Beneath this sentence is a set of records; write each of them out exactly.

Extracted records:

------------

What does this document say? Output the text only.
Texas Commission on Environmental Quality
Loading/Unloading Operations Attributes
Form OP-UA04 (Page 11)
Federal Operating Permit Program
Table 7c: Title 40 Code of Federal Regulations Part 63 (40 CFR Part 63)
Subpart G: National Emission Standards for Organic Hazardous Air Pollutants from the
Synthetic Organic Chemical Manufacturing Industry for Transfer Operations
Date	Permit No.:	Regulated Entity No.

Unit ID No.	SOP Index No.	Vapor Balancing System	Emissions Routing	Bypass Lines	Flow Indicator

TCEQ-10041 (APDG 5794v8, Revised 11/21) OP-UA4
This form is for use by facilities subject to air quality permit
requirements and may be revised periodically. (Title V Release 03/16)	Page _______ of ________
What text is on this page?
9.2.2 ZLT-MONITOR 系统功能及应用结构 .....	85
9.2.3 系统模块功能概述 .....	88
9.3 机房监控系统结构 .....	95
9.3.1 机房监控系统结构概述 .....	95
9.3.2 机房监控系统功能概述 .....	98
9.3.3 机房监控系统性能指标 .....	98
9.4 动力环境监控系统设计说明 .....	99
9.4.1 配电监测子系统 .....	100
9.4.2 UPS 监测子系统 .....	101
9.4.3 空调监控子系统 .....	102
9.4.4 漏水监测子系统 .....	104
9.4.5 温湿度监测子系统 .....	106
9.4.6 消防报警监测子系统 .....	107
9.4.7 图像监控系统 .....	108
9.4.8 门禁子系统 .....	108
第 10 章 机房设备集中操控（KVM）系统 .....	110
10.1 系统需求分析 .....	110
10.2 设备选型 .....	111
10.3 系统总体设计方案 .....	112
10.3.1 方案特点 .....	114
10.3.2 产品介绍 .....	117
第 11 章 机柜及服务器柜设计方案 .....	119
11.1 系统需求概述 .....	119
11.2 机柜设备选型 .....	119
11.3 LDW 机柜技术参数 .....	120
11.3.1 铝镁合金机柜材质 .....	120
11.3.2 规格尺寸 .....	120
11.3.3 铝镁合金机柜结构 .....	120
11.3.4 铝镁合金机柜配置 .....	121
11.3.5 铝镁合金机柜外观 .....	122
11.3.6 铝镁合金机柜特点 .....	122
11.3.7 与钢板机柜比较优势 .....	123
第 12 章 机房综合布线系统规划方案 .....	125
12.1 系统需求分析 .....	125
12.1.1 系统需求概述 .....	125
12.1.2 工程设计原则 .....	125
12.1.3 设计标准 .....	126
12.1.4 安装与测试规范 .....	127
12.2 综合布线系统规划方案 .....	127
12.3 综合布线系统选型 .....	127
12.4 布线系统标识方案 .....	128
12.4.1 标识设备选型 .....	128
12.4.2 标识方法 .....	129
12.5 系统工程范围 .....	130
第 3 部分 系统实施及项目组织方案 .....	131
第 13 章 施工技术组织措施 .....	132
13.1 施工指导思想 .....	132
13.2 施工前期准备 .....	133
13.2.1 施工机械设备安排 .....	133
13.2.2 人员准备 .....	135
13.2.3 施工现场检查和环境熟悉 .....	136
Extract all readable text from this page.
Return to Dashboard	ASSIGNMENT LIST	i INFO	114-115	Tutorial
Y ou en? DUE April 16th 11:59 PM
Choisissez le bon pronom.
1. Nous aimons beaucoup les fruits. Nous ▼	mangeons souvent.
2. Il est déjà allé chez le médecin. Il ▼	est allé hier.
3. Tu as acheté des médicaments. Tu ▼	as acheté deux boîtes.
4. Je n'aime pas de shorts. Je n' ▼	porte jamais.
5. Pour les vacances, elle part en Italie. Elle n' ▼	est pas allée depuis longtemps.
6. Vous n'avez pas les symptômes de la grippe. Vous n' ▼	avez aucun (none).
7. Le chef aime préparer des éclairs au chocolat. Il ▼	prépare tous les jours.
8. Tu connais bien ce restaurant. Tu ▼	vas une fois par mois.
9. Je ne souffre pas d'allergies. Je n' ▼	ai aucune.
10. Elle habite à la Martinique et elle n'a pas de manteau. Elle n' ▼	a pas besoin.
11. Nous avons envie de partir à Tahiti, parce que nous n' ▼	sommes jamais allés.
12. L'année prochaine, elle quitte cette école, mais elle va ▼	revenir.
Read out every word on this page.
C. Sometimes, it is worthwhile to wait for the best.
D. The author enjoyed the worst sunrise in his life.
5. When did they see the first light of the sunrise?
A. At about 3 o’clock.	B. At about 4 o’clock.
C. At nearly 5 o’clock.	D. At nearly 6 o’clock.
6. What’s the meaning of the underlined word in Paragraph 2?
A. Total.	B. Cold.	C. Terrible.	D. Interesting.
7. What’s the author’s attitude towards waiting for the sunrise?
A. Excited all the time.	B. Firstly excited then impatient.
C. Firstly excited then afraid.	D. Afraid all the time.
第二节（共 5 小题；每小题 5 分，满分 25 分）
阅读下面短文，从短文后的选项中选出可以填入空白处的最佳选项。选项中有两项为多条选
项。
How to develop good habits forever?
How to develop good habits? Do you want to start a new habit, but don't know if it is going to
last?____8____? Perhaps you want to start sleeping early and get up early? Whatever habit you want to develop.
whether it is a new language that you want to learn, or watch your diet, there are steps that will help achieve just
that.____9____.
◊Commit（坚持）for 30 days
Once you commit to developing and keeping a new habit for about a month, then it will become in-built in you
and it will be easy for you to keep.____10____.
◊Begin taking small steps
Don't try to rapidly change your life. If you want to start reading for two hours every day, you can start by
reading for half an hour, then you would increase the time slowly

------------

§ **Solution for this exercise**:
What does this document say? Output the text only.
Texas Commission on Environmental Quality
Loading/Unloading Operations Attributes
Form OP-UA04 (Page 11)
Federal Operating Permit Program
Table 7c: Title 40 Code of Federal Regulations Part 63 (40 CFR Part 63)
Subpart G: National Emission Standards for Organic Hazardous Air Pollutants from the
Synthetic Organic Chemical Manufacturing Industry for Transfer Operations
Date	Permit No.:	Regulated Entity No.

Unit ID No.	SOP Index No.	Vapor Balancing System	Emissions Routing	Bypass Lines	Flow Indicator

TCEQ-10041 (APDG 5794v8, Revised 11/21) OP-UA4
This form is for use by facilities subject to air quality permit
requirements and may be revised periodically. (Title V Release 03/16)	Page _______ of ________
What text is on this page?
9.2.2 ZLT-MONITOR 系统功能及应用结构 .....	85
9.2.3 系统模块功能概述 .....	88
9.3 机房监控系统结构 .....	95
9.3.1 机房监控系统结构概述 .....	95
9.3.2 机房监控系统功能概述 .....	98
9.3.3 机房监控系统性能指标 .....	98
9.4 动力环境监控系统设计说明 .....	99
9.4.1 配电监测子系统 .....	100
9.4.2 UPS 监测子系统 .....	101
9.4.3 空调监控子系统 .....	102
9.4.4 漏水监测子系统 .....	104
9.4.5 温湿度监测子系统 .....	106
9.4.6 消防报警监测子系统 .....	107
9.4.7 图像监控系统 .....	108
9.4.8 门禁子系统 .....	108
第 10 章 机房设备集中操控（KVM）系统 .....	110
10.1 系统需求分析 .....	110
10.2 设备选型 .....	111
10.3 系统总体设计方案 .....	112
10.3.1 方案特点 .....	114
10.3.2 产品介绍 .....	117
第 11 章 机柜及服务器柜设计方案 .....	119
11.1 系统需求概述 .....	119
11.2 机柜设备选型 .....	119
11.3 LDW 机柜技术参数 .....	120
11.3.1 铝镁合金机柜材质 .....	120
11.3.2 规格尺寸 .....	120
11.3.3 铝镁合金机柜结构 .....	120
11.3.4 铝镁合金机柜配置 .....	121
11.3.5 铝镁合金机柜外观 .....	122
11.3.6 铝镁合金机柜特点 .....	122
11.3.7 与钢板机柜比较优势 .....	123
第 12 章 机房综合布线系统规划方案 .....	125
12.1 系统需求分析 .....	125
12.1.1 系统需求概述 .....	125
12.1.2 工程设计原则 .....	125
12.1.3 设计标准 .....	126
12.1.4 安装与测试规范 .....	127
12.2 综合布线系统规划方案 .....	127
12.3 综合布线系统选型 .....	127
12.4 布线系统标识方案 .....	128
12.4.1 标识设备选型 .....	128
12.4.2 标识方法 .....	129
12.5 系统工程范围 .....	130
第 3 部分 系统实施及项目组织方案 .....	131
第 13 章 施工技术组织措施 .....	132
13.1 施工指导思想 .....	132
13.2 施工前期准备 .....	133
13.2.1 施工机械设备安排 .....	133
13.2.2 人员准备 .....	135
13.2.3 施工现场检查和环境熟悉 .....	136
Extract all readable text from this page.
Return to Dashboard	ASSIGNMENT LIST	i INFO	114-115	Tutorial
Y ou en? DUE April 16th 11:59 PM
Choisissez le bon pronom.
1. Nous aimons beaucoup les fruits. Nous ▼	mangeons souvent.
2. Il est déjà allé chez le médecin. Il ▼	est allé hier.
3. Tu as acheté des médicaments. Tu ▼	as acheté deux boîtes.
4. Je n'aime pas de shorts. Je n' ▼	porte jamais.
5. Pour les vacances, elle part en Italie. Elle n' ▼	est pas allée depuis longtemps.
6. Vous n'avez pas les symptômes de la grippe. Vous n' ▼	avez aucun (none).
7. Le chef aime préparer des éclairs au chocolat. Il ▼	prépare tous les jours.
8. Tu connais bien ce restaurant. Tu ▼	vas une fois par mois.
9. Je ne souffre pas d'allergies. Je n' ▼	ai aucune.
10. Elle habite à la Martinique et elle n'a pas de manteau. Elle n' ▼	a pas besoin.
11. Nous avons envie de partir à Tahiti, parce que nous n' ▼	sommes jamais allés.
12. L'année prochaine, elle quitte cette école, mais elle va ▼	revenir.
Read out every word on this page.
C. Sometimes, it is worthwhile to wait for the best.
D. The author enjoyed the worst sunrise in his life.
5. When did they see the first light of the sunrise?
A. At about 3 o’clock.	B. At about 4 o’clock.
C. At nearly 5 o’clock.	D. At nearly 6 o’clock.
6. What’s the meaning of the underlined word in Paragraph 2?
A. Total.	B. Cold.	C. Terrible.	D. Interesting.
7. What’s the author’s attitude towards waiting for the sunrise?
A. Excited all the time.	B. Firstly excited then impatient.
C. Firstly excited then afraid.	D. Afraid all the time.
第二节（共 5 小题；每小题 5 分，满分 25 分）
阅读下面短文，从短文后的选项中选出可以填入空白处的最佳选项。选项中有两项为多条选
项。
How to develop good habits forever?
How to develop good habits? Do you want to start a new habit, but don't know if it is going to
last?____8____? Perhaps you want to start sleeping early and get up early? Whatever habit you want to develop.
whether it is a new language that you want to learn, or watch your diet, there are steps that will help achieve just
that.____9____.
◊Commit（坚持）for 30 days
Once you commit to developing and keeping a new habit for about a month, then it will become in-built in you
and it will be easy for you to keep.____10____.
◊Begin taking small steps
Don't try to rapidly change your life. If you want to start reading for two hours every day, you can start by
reading for half an hour, then you would increase the time slowly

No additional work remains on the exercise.